Dataset rows for apps and sites
--------------------

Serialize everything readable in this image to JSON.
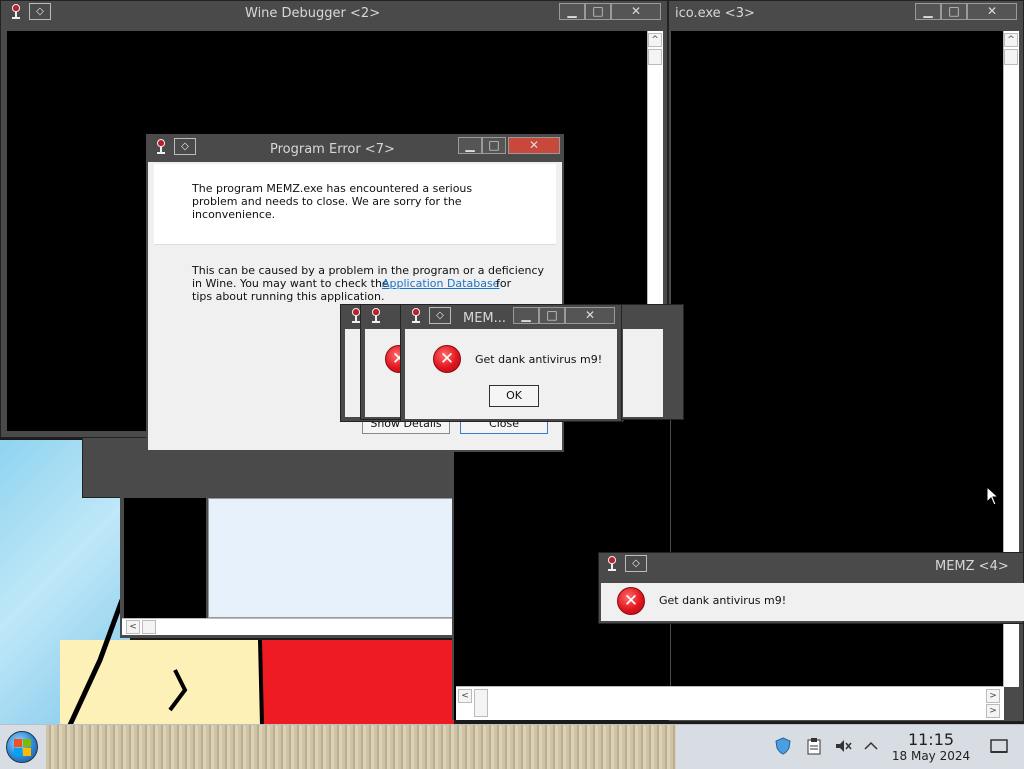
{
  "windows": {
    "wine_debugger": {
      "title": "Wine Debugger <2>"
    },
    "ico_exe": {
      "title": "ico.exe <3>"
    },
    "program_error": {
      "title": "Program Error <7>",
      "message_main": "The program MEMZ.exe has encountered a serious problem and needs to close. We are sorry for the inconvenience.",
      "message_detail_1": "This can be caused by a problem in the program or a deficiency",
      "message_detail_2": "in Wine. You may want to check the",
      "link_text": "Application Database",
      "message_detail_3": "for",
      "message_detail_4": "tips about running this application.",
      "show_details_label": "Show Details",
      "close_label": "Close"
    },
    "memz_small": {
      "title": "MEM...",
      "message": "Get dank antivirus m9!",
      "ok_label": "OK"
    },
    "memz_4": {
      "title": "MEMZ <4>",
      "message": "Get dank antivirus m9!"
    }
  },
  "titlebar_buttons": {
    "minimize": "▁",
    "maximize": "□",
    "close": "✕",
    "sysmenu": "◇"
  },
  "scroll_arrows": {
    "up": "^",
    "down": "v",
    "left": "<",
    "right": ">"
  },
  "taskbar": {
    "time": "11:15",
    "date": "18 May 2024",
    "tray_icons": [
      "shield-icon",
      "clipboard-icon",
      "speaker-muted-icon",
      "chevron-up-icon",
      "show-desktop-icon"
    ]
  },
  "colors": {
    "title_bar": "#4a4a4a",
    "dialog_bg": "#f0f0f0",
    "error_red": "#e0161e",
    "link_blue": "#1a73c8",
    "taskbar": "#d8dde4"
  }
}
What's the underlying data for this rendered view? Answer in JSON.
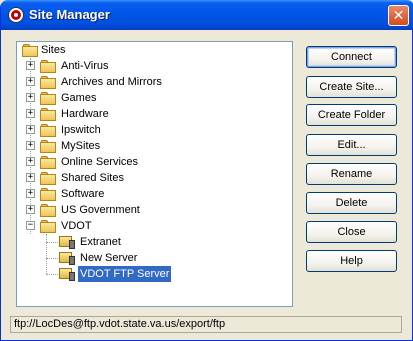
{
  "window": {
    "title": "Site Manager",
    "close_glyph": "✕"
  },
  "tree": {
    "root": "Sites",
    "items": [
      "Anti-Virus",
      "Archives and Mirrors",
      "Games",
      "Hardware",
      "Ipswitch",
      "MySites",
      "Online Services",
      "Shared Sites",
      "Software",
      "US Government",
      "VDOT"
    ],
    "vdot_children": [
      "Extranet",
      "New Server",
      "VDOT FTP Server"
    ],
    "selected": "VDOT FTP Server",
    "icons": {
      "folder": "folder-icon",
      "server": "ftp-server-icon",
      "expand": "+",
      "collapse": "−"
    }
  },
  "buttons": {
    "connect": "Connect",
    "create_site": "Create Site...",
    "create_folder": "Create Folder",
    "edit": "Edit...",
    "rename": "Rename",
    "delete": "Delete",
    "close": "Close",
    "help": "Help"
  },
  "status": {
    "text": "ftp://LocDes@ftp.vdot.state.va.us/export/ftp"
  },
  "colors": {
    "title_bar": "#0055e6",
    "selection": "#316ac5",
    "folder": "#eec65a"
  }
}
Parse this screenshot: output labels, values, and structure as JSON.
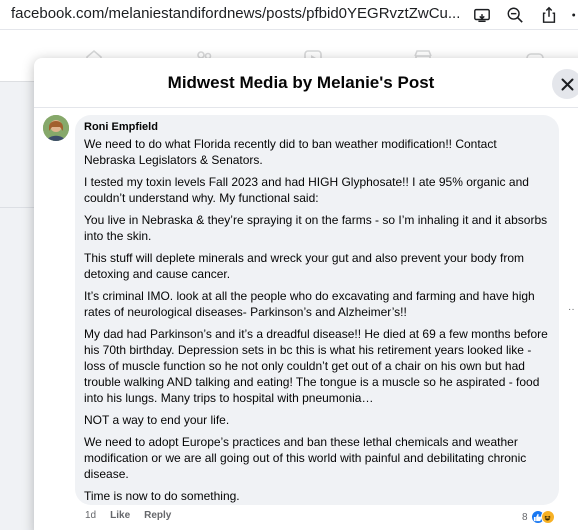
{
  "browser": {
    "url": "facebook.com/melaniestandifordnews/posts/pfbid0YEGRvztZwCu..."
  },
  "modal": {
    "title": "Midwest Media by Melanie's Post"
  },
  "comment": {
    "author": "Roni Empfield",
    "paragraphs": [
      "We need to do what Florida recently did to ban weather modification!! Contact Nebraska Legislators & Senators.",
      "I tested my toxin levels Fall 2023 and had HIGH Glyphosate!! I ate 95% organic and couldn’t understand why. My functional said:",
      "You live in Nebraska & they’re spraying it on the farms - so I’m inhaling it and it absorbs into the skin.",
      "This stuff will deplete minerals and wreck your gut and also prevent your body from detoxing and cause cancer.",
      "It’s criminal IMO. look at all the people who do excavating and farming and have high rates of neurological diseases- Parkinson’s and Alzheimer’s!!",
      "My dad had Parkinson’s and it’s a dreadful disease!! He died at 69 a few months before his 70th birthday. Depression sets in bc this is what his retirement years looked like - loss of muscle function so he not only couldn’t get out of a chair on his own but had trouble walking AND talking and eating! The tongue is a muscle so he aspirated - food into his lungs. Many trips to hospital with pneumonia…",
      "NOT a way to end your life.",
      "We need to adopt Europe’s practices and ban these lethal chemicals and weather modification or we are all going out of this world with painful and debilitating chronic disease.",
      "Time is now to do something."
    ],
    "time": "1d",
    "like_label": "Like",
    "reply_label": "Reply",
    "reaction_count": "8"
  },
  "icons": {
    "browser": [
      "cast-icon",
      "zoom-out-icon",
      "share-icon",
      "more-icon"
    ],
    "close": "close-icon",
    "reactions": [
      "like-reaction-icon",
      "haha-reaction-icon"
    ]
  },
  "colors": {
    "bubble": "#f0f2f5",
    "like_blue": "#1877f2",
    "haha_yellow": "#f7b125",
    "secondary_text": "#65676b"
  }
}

--------------------

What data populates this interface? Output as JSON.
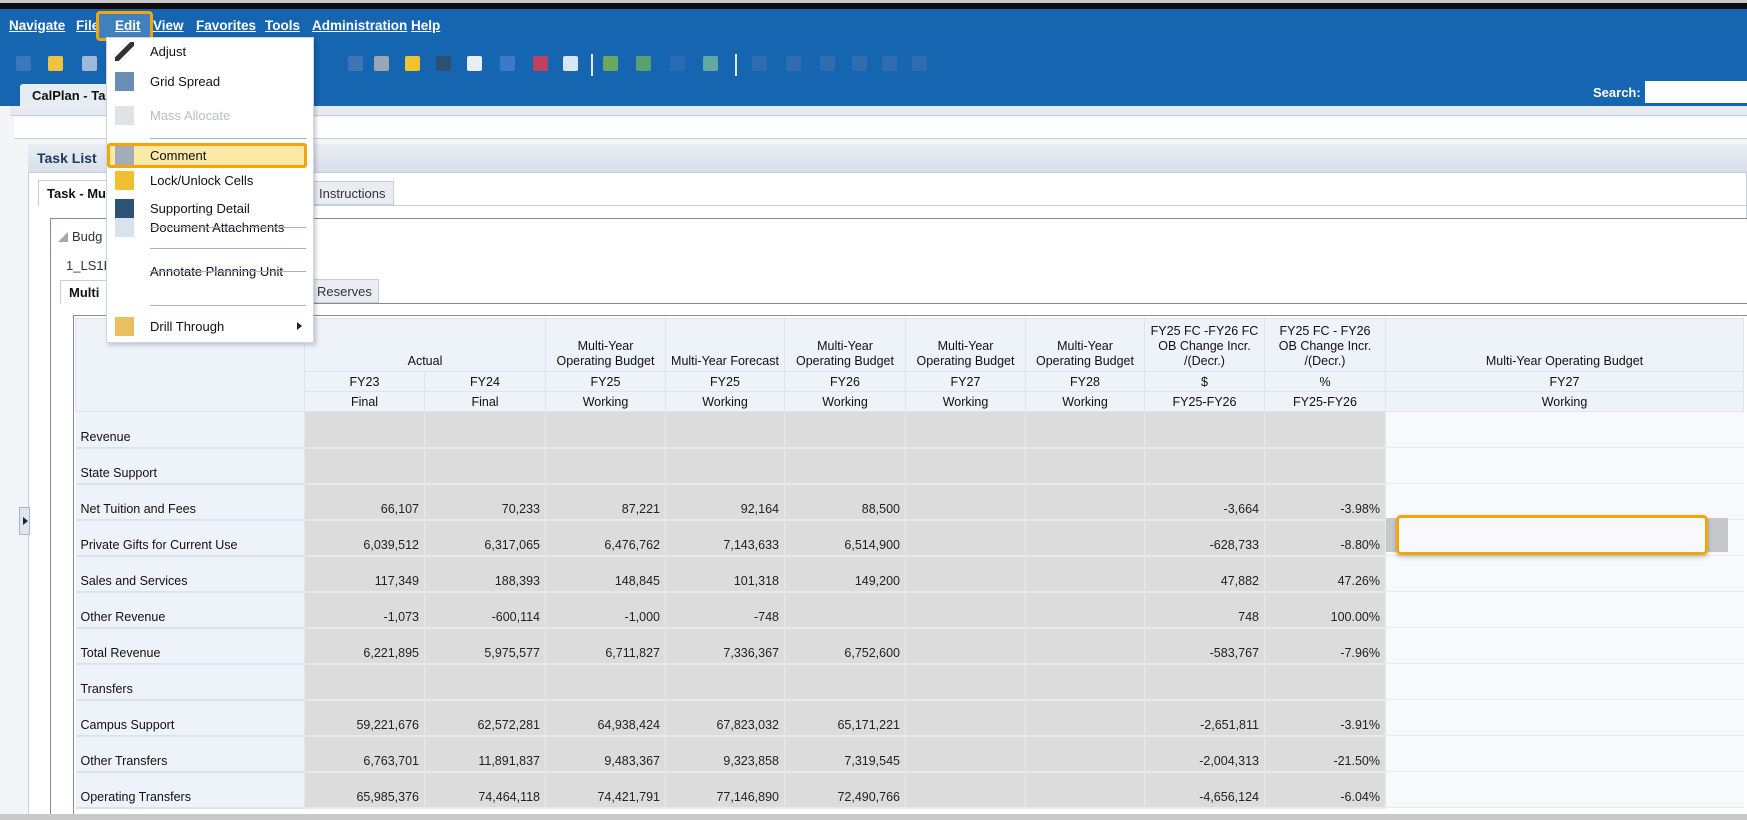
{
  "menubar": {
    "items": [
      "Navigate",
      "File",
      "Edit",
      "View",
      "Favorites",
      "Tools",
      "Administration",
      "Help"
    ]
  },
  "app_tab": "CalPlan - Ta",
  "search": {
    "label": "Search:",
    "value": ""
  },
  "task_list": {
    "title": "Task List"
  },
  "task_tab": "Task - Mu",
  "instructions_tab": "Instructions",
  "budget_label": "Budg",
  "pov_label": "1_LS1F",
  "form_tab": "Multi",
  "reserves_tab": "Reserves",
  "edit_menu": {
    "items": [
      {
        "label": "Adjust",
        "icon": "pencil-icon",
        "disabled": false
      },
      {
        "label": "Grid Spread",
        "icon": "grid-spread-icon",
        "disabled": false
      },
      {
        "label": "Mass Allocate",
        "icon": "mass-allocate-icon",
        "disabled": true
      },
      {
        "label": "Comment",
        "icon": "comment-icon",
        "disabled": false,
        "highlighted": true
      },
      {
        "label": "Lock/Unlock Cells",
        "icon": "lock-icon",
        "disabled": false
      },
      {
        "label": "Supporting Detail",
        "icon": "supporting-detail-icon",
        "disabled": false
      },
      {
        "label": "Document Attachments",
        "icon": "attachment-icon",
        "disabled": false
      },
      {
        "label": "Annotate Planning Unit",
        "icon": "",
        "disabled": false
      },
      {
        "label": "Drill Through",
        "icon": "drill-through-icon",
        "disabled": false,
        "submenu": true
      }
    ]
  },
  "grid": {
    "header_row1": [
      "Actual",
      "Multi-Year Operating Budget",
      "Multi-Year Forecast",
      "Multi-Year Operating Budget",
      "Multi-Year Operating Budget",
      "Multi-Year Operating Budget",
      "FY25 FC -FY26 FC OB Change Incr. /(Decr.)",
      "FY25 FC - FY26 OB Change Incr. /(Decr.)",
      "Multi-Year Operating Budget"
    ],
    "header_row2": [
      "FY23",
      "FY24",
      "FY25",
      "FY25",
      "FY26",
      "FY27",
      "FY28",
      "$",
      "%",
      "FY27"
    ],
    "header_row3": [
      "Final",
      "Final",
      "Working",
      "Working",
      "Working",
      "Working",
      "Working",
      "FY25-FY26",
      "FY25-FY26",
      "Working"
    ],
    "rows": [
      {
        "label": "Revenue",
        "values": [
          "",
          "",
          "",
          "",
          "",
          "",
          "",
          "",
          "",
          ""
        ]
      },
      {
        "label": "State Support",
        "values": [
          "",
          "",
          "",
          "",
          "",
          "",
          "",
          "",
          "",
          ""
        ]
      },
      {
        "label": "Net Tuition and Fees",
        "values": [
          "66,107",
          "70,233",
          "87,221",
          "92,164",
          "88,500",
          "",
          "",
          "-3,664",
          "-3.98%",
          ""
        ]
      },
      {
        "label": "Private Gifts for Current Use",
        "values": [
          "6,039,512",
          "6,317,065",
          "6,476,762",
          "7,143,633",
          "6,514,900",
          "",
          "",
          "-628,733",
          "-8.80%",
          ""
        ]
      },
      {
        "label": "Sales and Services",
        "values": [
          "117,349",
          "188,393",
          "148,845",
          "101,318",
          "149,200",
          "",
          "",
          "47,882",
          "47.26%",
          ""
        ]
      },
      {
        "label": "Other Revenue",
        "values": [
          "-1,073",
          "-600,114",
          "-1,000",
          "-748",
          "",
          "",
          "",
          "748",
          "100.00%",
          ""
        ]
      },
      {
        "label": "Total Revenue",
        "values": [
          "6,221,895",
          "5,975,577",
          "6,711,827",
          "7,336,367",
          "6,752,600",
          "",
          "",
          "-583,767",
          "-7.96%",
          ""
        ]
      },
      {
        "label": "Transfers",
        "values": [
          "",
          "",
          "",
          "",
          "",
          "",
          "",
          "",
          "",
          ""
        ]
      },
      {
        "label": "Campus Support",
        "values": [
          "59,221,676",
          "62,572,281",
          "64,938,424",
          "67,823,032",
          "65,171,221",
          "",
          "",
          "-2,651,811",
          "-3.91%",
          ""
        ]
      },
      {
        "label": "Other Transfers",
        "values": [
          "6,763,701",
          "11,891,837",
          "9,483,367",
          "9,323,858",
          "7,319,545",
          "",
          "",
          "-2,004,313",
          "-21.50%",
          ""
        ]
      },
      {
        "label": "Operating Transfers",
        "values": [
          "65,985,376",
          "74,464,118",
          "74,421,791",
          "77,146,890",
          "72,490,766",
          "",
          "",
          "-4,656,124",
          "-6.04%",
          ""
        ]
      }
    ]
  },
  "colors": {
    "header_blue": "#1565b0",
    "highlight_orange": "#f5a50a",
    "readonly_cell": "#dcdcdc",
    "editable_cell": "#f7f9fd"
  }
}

--------------------

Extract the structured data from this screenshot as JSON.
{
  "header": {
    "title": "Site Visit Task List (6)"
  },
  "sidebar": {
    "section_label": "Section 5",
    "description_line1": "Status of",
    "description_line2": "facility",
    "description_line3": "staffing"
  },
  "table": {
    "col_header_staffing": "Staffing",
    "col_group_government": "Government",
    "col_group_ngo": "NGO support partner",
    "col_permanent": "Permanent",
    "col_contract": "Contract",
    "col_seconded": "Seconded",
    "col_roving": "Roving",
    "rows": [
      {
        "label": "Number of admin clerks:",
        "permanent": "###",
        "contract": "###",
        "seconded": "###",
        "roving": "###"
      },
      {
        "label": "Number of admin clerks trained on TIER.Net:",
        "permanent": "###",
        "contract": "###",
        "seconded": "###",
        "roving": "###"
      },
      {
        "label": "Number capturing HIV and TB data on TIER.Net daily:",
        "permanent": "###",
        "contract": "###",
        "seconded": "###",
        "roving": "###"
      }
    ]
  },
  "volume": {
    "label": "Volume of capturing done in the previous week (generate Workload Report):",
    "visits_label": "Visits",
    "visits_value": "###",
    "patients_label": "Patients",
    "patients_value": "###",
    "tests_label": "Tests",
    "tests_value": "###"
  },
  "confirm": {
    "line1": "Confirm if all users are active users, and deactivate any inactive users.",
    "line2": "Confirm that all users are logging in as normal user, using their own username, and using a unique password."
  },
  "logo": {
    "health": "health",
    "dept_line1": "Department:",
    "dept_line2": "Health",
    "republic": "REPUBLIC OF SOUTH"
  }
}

--------------------

*What you are asked to do*.
Each line above that contains the string "antivirus" should be copied.

*Output of the exercise*.
      "message": "Get dank antivirus m9!",
      "message": "Get dank antivirus m9!"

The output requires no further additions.